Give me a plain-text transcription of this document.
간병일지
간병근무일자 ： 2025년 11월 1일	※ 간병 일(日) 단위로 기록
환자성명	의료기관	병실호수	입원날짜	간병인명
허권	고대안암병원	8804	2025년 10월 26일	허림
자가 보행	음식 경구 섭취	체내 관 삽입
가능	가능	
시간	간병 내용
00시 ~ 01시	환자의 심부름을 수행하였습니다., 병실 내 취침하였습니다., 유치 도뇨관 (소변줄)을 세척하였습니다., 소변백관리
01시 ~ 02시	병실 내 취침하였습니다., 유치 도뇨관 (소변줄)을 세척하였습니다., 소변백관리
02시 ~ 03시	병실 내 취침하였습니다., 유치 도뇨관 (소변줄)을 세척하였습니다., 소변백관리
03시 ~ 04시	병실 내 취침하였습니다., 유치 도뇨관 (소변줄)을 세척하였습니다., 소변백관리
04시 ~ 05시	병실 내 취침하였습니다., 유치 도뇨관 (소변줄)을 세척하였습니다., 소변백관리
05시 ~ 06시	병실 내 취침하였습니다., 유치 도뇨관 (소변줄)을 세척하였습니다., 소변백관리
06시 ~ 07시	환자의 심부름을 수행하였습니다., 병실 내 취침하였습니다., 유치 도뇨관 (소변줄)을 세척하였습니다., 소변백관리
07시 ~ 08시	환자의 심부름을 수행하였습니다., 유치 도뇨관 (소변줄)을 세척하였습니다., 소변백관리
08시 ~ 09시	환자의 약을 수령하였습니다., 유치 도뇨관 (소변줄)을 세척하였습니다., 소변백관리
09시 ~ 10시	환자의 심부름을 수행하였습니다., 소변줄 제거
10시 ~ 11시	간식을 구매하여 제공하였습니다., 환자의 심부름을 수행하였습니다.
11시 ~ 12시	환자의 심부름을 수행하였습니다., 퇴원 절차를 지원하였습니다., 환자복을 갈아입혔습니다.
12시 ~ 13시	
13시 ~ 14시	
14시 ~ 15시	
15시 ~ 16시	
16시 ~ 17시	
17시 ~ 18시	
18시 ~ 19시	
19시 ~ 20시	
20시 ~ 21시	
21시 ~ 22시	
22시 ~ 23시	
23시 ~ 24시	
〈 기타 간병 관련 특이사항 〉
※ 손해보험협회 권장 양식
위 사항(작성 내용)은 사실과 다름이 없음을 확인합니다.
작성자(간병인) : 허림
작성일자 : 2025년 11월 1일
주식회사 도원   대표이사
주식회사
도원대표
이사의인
----------------
GOAL OF THE EXERCISE
Write out the full set of records exactly as given.

SOLUTION TO THE EXERCISE
Give me a plain-text transcription of this document.
간병일지
간병근무일자 ： 2025년 11월 1일	※ 간병 일(日) 단위로 기록
환자성명	의료기관	병실호수	입원날짜	간병인명
허권	고대안암병원	8804	2025년 10월 26일	허림
자가 보행	음식 경구 섭취	체내 관 삽입
가능	가능	
시간	간병 내용
00시 ~ 01시	환자의 심부름을 수행하였습니다., 병실 내 취침하였습니다., 유치 도뇨관 (소변줄)을 세척하였습니다., 소변백관리
01시 ~ 02시	병실 내 취침하였습니다., 유치 도뇨관 (소변줄)을 세척하였습니다., 소변백관리
02시 ~ 03시	병실 내 취침하였습니다., 유치 도뇨관 (소변줄)을 세척하였습니다., 소변백관리
03시 ~ 04시	병실 내 취침하였습니다., 유치 도뇨관 (소변줄)을 세척하였습니다., 소변백관리
04시 ~ 05시	병실 내 취침하였습니다., 유치 도뇨관 (소변줄)을 세척하였습니다., 소변백관리
05시 ~ 06시	병실 내 취침하였습니다., 유치 도뇨관 (소변줄)을 세척하였습니다., 소변백관리
06시 ~ 07시	환자의 심부름을 수행하였습니다., 병실 내 취침하였습니다., 유치 도뇨관 (소변줄)을 세척하였습니다., 소변백관리
07시 ~ 08시	환자의 심부름을 수행하였습니다., 유치 도뇨관 (소변줄)을 세척하였습니다., 소변백관리
08시 ~ 09시	환자의 약을 수령하였습니다., 유치 도뇨관 (소변줄)을 세척하였습니다., 소변백관리
09시 ~ 10시	환자의 심부름을 수행하였습니다., 소변줄 제거
10시 ~ 11시	간식을 구매하여 제공하였습니다., 환자의 심부름을 수행하였습니다.
11시 ~ 12시	환자의 심부름을 수행하였습니다., 퇴원 절차를 지원하였습니다., 환자복을 갈아입혔습니다.
12시 ~ 13시	
13시 ~ 14시	
14시 ~ 15시	
15시 ~ 16시	
16시 ~ 17시	
17시 ~ 18시	
18시 ~ 19시	
19시 ~ 20시	
20시 ~ 21시	
21시 ~ 22시	
22시 ~ 23시	
23시 ~ 24시	
〈 기타 간병 관련 특이사항 〉
※ 손해보험협회 권장 양식
위 사항(작성 내용)은 사실과 다름이 없음을 확인합니다.
작성자(간병인) : 허림
작성일자 : 2025년 11월 1일
주식회사 도원   대표이사
주식회사
도원대표
이사의인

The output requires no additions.